→ **Stored entries**
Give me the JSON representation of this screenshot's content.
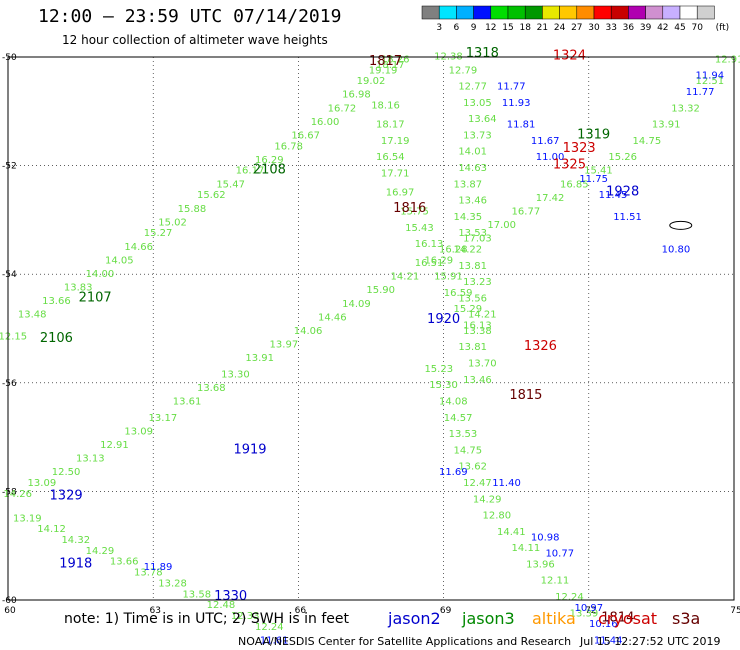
{
  "title": "12:00 – 23:59 UTC 07/14/2019",
  "subtitle": "12 hour collection of altimeter wave heights",
  "colorbar": {
    "unit": "(ft)",
    "levels": [
      "3",
      "6",
      "9",
      "12",
      "15",
      "18",
      "21",
      "24",
      "27",
      "30",
      "33",
      "36",
      "39",
      "42",
      "45",
      "70"
    ],
    "colors": [
      "#808080",
      "#00e5ff",
      "#00b0ff",
      "#0010ff",
      "#00dd00",
      "#00c000",
      "#009800",
      "#e8e800",
      "#ffc800",
      "#ff8c00",
      "#ff0000",
      "#c80000",
      "#b000b0",
      "#d090d0",
      "#c8b0ff",
      "#ffffff",
      "#d0d0d0"
    ]
  },
  "map": {
    "lon_range": [
      60,
      75
    ],
    "lat_range": [
      -60,
      -50
    ],
    "x_ticks": [
      "60",
      "63",
      "66",
      "69",
      "72",
      "75"
    ],
    "y_ticks": [
      "-50",
      "-52",
      "-54",
      "-56",
      "-58",
      "-60"
    ],
    "track_color": "#66dd44",
    "tracks": [
      {
        "label_color": "#006600",
        "points": [
          {
            "lon": 60.1,
            "lat": -55.2,
            "v": "12.15"
          },
          {
            "lon": 60.5,
            "lat": -54.8,
            "v": "13.48"
          },
          {
            "lon": 61.0,
            "lat": -54.55,
            "v": "13.66"
          },
          {
            "lon": 61.45,
            "lat": -54.3,
            "v": "13.83"
          },
          {
            "lon": 61.9,
            "lat": -54.05,
            "v": "14.00"
          },
          {
            "lon": 62.3,
            "lat": -53.8,
            "v": "14.05"
          },
          {
            "lon": 62.7,
            "lat": -53.55,
            "v": "14.66"
          },
          {
            "lon": 63.1,
            "lat": -53.3,
            "v": "15.27"
          },
          {
            "lon": 63.4,
            "lat": -53.1,
            "v": "15.02"
          },
          {
            "lon": 63.8,
            "lat": -52.85,
            "v": "15.88"
          },
          {
            "lon": 64.2,
            "lat": -52.6,
            "v": "15.62"
          },
          {
            "lon": 64.6,
            "lat": -52.4,
            "v": "15.47"
          },
          {
            "lon": 65.0,
            "lat": -52.15,
            "v": "16.17"
          },
          {
            "lon": 65.4,
            "lat": -51.95,
            "v": "16.29"
          },
          {
            "lon": 65.8,
            "lat": -51.7,
            "v": "16.78"
          },
          {
            "lon": 66.15,
            "lat": -51.5,
            "v": "16.67"
          },
          {
            "lon": 66.55,
            "lat": -51.25,
            "v": "16.00"
          },
          {
            "lon": 66.9,
            "lat": -51.0,
            "v": "16.72"
          },
          {
            "lon": 67.2,
            "lat": -50.75,
            "v": "16.98"
          },
          {
            "lon": 67.5,
            "lat": -50.5,
            "v": "19.02"
          },
          {
            "lon": 67.75,
            "lat": -50.3,
            "v": "19.19"
          },
          {
            "lon": 68.0,
            "lat": -50.1,
            "v": "18.26"
          }
        ]
      },
      {
        "label_color": "#660000",
        "points": [
          {
            "lon": 67.9,
            "lat": -50.2,
            "v": "18.17"
          },
          {
            "lon": 67.8,
            "lat": -50.95,
            "v": "18.16"
          },
          {
            "lon": 67.9,
            "lat": -51.3,
            "v": "18.17"
          },
          {
            "lon": 68.0,
            "lat": -51.6,
            "v": "17.19"
          },
          {
            "lon": 67.9,
            "lat": -51.9,
            "v": "16.54"
          },
          {
            "lon": 68.0,
            "lat": -52.2,
            "v": "17.71"
          },
          {
            "lon": 68.1,
            "lat": -52.55,
            "v": "16.97"
          },
          {
            "lon": 68.4,
            "lat": -52.9,
            "v": "15.75"
          },
          {
            "lon": 68.5,
            "lat": -53.2,
            "v": "15.43"
          },
          {
            "lon": 68.7,
            "lat": -53.5,
            "v": "16.13"
          },
          {
            "lon": 68.9,
            "lat": -53.8,
            "v": "16.29"
          },
          {
            "lon": 69.1,
            "lat": -54.1,
            "v": "15.91"
          },
          {
            "lon": 69.3,
            "lat": -54.4,
            "v": "16.59"
          },
          {
            "lon": 69.5,
            "lat": -54.7,
            "v": "15.29"
          },
          {
            "lon": 69.7,
            "lat": -55.0,
            "v": "16.13"
          }
        ]
      },
      {
        "label_color": "#006600",
        "points": [
          {
            "lon": 60.2,
            "lat": -58.1,
            "v": "14.26"
          },
          {
            "lon": 60.7,
            "lat": -57.9,
            "v": "13.09"
          },
          {
            "lon": 61.2,
            "lat": -57.7,
            "v": "12.50"
          },
          {
            "lon": 61.7,
            "lat": -57.45,
            "v": "13.13"
          },
          {
            "lon": 62.2,
            "lat": -57.2,
            "v": "12.91"
          },
          {
            "lon": 62.7,
            "lat": -56.95,
            "v": "13.09"
          },
          {
            "lon": 63.2,
            "lat": -56.7,
            "v": "13.17"
          },
          {
            "lon": 63.7,
            "lat": -56.4,
            "v": "13.61"
          },
          {
            "lon": 64.2,
            "lat": -56.15,
            "v": "13.68"
          },
          {
            "lon": 64.7,
            "lat": -55.9,
            "v": "13.30"
          },
          {
            "lon": 65.2,
            "lat": -55.6,
            "v": "13.91"
          },
          {
            "lon": 65.7,
            "lat": -55.35,
            "v": "13.97"
          },
          {
            "lon": 66.2,
            "lat": -55.1,
            "v": "14.06"
          },
          {
            "lon": 66.7,
            "lat": -54.85,
            "v": "14.46"
          },
          {
            "lon": 67.2,
            "lat": -54.6,
            "v": "14.09"
          },
          {
            "lon": 67.7,
            "lat": -54.35,
            "v": "15.90"
          },
          {
            "lon": 68.2,
            "lat": -54.1,
            "v": "14.21"
          },
          {
            "lon": 68.7,
            "lat": -53.85,
            "v": "16.51"
          },
          {
            "lon": 69.2,
            "lat": -53.6,
            "v": "16.28"
          },
          {
            "lon": 69.7,
            "lat": -53.4,
            "v": "17.03"
          },
          {
            "lon": 70.2,
            "lat": -53.15,
            "v": "17.00"
          },
          {
            "lon": 70.7,
            "lat": -52.9,
            "v": "16.77"
          },
          {
            "lon": 71.2,
            "lat": -52.65,
            "v": "17.42"
          },
          {
            "lon": 71.7,
            "lat": -52.4,
            "v": "16.85"
          },
          {
            "lon": 72.2,
            "lat": -52.15,
            "v": "15.41"
          },
          {
            "lon": 72.7,
            "lat": -51.9,
            "v": "15.26"
          },
          {
            "lon": 73.2,
            "lat": -51.6,
            "v": "14.75"
          },
          {
            "lon": 73.6,
            "lat": -51.3,
            "v": "13.91"
          },
          {
            "lon": 74.0,
            "lat": -51.0,
            "v": "13.32"
          },
          {
            "lon": 74.5,
            "lat": -50.5,
            "v": "12.51"
          },
          {
            "lon": 74.9,
            "lat": -50.1,
            "v": "12.91"
          }
        ]
      },
      {
        "label_color": "#006600",
        "points": [
          {
            "lon": 69.1,
            "lat": -50.05,
            "v": "12.38"
          },
          {
            "lon": 69.4,
            "lat": -50.3,
            "v": "12.79"
          },
          {
            "lon": 69.6,
            "lat": -50.6,
            "v": "12.77"
          },
          {
            "lon": 69.7,
            "lat": -50.9,
            "v": "13.05"
          },
          {
            "lon": 69.8,
            "lat": -51.2,
            "v": "13.64"
          },
          {
            "lon": 69.7,
            "lat": -51.5,
            "v": "13.73"
          },
          {
            "lon": 69.6,
            "lat": -51.8,
            "v": "14.01"
          },
          {
            "lon": 69.6,
            "lat": -52.1,
            "v": "14.63"
          },
          {
            "lon": 69.5,
            "lat": -52.4,
            "v": "13.87"
          },
          {
            "lon": 69.6,
            "lat": -52.7,
            "v": "13.46"
          },
          {
            "lon": 69.5,
            "lat": -53.0,
            "v": "14.35"
          },
          {
            "lon": 69.6,
            "lat": -53.3,
            "v": "13.53"
          },
          {
            "lon": 69.5,
            "lat": -53.6,
            "v": "14.22"
          },
          {
            "lon": 69.6,
            "lat": -53.9,
            "v": "13.81"
          },
          {
            "lon": 69.7,
            "lat": -54.2,
            "v": "13.23"
          },
          {
            "lon": 69.6,
            "lat": -54.5,
            "v": "13.56"
          },
          {
            "lon": 69.8,
            "lat": -54.8,
            "v": "14.21"
          },
          {
            "lon": 69.7,
            "lat": -55.1,
            "v": "13.38"
          },
          {
            "lon": 69.6,
            "lat": -55.4,
            "v": "13.81"
          },
          {
            "lon": 69.8,
            "lat": -55.7,
            "v": "13.70"
          },
          {
            "lon": 69.7,
            "lat": -56.0,
            "v": "13.46"
          }
        ]
      },
      {
        "label_color": "#006600",
        "points": [
          {
            "lon": 68.9,
            "lat": -55.8,
            "v": "15.23"
          },
          {
            "lon": 69.0,
            "lat": -56.1,
            "v": "15.30"
          },
          {
            "lon": 69.2,
            "lat": -56.4,
            "v": "14.08"
          },
          {
            "lon": 69.3,
            "lat": -56.7,
            "v": "14.57"
          },
          {
            "lon": 69.4,
            "lat": -57.0,
            "v": "13.53"
          },
          {
            "lon": 69.5,
            "lat": -57.3,
            "v": "14.75"
          },
          {
            "lon": 69.6,
            "lat": -57.6,
            "v": "13.62"
          },
          {
            "lon": 69.7,
            "lat": -57.9,
            "v": "12.47"
          },
          {
            "lon": 69.9,
            "lat": -58.2,
            "v": "14.29"
          },
          {
            "lon": 70.1,
            "lat": -58.5,
            "v": "12.80"
          },
          {
            "lon": 70.4,
            "lat": -58.8,
            "v": "14.41"
          },
          {
            "lon": 70.7,
            "lat": -59.1,
            "v": "14.11"
          },
          {
            "lon": 71.0,
            "lat": -59.4,
            "v": "13.96"
          },
          {
            "lon": 71.3,
            "lat": -59.7,
            "v": "12.11"
          },
          {
            "lon": 71.6,
            "lat": -60.0,
            "v": "12.24"
          },
          {
            "lon": 71.9,
            "lat": -60.3,
            "v": "13.39"
          }
        ]
      },
      {
        "label_color": "#006600",
        "points": [
          {
            "lon": 60.4,
            "lat": -58.55,
            "v": "13.19"
          },
          {
            "lon": 60.9,
            "lat": -58.75,
            "v": "14.12"
          },
          {
            "lon": 61.4,
            "lat": -58.95,
            "v": "14.32"
          },
          {
            "lon": 61.9,
            "lat": -59.15,
            "v": "14.29"
          },
          {
            "lon": 62.4,
            "lat": -59.35,
            "v": "13.66"
          },
          {
            "lon": 62.9,
            "lat": -59.55,
            "v": "13.78"
          },
          {
            "lon": 63.4,
            "lat": -59.75,
            "v": "13.28"
          },
          {
            "lon": 63.9,
            "lat": -59.95,
            "v": "13.58"
          },
          {
            "lon": 64.4,
            "lat": -60.15,
            "v": "12.48"
          },
          {
            "lon": 64.9,
            "lat": -60.35,
            "v": "12.33"
          },
          {
            "lon": 65.4,
            "lat": -60.55,
            "v": "12.24"
          }
        ]
      }
    ],
    "blue_values": [
      {
        "lon": 70.4,
        "lat": -50.6,
        "v": "11.77"
      },
      {
        "lon": 70.5,
        "lat": -50.9,
        "v": "11.93"
      },
      {
        "lon": 70.6,
        "lat": -51.3,
        "v": "11.81"
      },
      {
        "lon": 71.1,
        "lat": -51.6,
        "v": "11.67"
      },
      {
        "lon": 71.2,
        "lat": -51.9,
        "v": "11.00"
      },
      {
        "lon": 72.1,
        "lat": -52.3,
        "v": "11.75"
      },
      {
        "lon": 72.5,
        "lat": -52.6,
        "v": "11.45"
      },
      {
        "lon": 72.8,
        "lat": -53.0,
        "v": "11.51"
      },
      {
        "lon": 73.8,
        "lat": -53.6,
        "v": "10.80"
      },
      {
        "lon": 74.5,
        "lat": -50.4,
        "v": "11.94"
      },
      {
        "lon": 74.3,
        "lat": -50.7,
        "v": "11.77"
      },
      {
        "lon": 69.2,
        "lat": -57.7,
        "v": "11.69"
      },
      {
        "lon": 70.3,
        "lat": -57.9,
        "v": "11.40"
      },
      {
        "lon": 71.1,
        "lat": -58.9,
        "v": "10.98"
      },
      {
        "lon": 71.4,
        "lat": -59.2,
        "v": "10.77"
      },
      {
        "lon": 72.0,
        "lat": -60.2,
        "v": "10.97"
      },
      {
        "lon": 72.3,
        "lat": -60.5,
        "v": "10.16"
      },
      {
        "lon": 72.4,
        "lat": -60.8,
        "v": "11.44"
      },
      {
        "lon": 63.1,
        "lat": -59.45,
        "v": "11.89"
      },
      {
        "lon": 65.5,
        "lat": -60.8,
        "v": "11.61"
      }
    ],
    "labels": [
      {
        "lon": 67.8,
        "lat": -50.15,
        "text": "1817",
        "color": "#660000"
      },
      {
        "lon": 65.4,
        "lat": -52.15,
        "text": "2108",
        "color": "#006600"
      },
      {
        "lon": 68.3,
        "lat": -52.85,
        "text": "1816",
        "color": "#660000"
      },
      {
        "lon": 61.8,
        "lat": -54.5,
        "text": "2107",
        "color": "#006600"
      },
      {
        "lon": 61.0,
        "lat": -55.25,
        "text": "2106",
        "color": "#006600"
      },
      {
        "lon": 69.8,
        "lat": -50.0,
        "text": "1318",
        "color": "#006600"
      },
      {
        "lon": 71.6,
        "lat": -50.05,
        "text": "1324",
        "color": "#cc0000"
      },
      {
        "lon": 72.1,
        "lat": -51.5,
        "text": "1319",
        "color": "#006600"
      },
      {
        "lon": 71.8,
        "lat": -51.75,
        "text": "1323",
        "color": "#cc0000"
      },
      {
        "lon": 71.6,
        "lat": -52.05,
        "text": "1325",
        "color": "#cc0000"
      },
      {
        "lon": 72.7,
        "lat": -52.55,
        "text": "1928",
        "color": "#0000cc"
      },
      {
        "lon": 69.0,
        "lat": -54.9,
        "text": "1920",
        "color": "#0000cc"
      },
      {
        "lon": 71.0,
        "lat": -55.4,
        "text": "1326",
        "color": "#cc0000"
      },
      {
        "lon": 70.7,
        "lat": -56.3,
        "text": "1815",
        "color": "#660000"
      },
      {
        "lon": 65.0,
        "lat": -57.3,
        "text": "1919",
        "color": "#0000cc"
      },
      {
        "lon": 61.2,
        "lat": -58.15,
        "text": "1329",
        "color": "#0000cc"
      },
      {
        "lon": 61.4,
        "lat": -59.4,
        "text": "1918",
        "color": "#0000cc"
      },
      {
        "lon": 64.6,
        "lat": -60.0,
        "text": "1330",
        "color": "#0000cc"
      },
      {
        "lon": 72.6,
        "lat": -60.4,
        "text": "1814",
        "color": "#660000"
      }
    ]
  },
  "footer": {
    "note": "note: 1) Time is in UTC; 2) SWH is in feet",
    "satellites": [
      {
        "name": "jason2",
        "color": "#0000cc"
      },
      {
        "name": "jason3",
        "color": "#008800"
      },
      {
        "name": "altika",
        "color": "#ff9900"
      },
      {
        "name": "cryosat",
        "color": "#cc0000"
      },
      {
        "name": "s3a",
        "color": "#660000"
      }
    ],
    "credit": "NOAA/NESDIS Center for Satellite Applications and Research",
    "timestamp": "Jul 15 12:27:52 UTC 2019"
  }
}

→ **The exercise**
Tally the lines of the records holding the word "name", then give only the resulting number.

→ **Exercise result**
5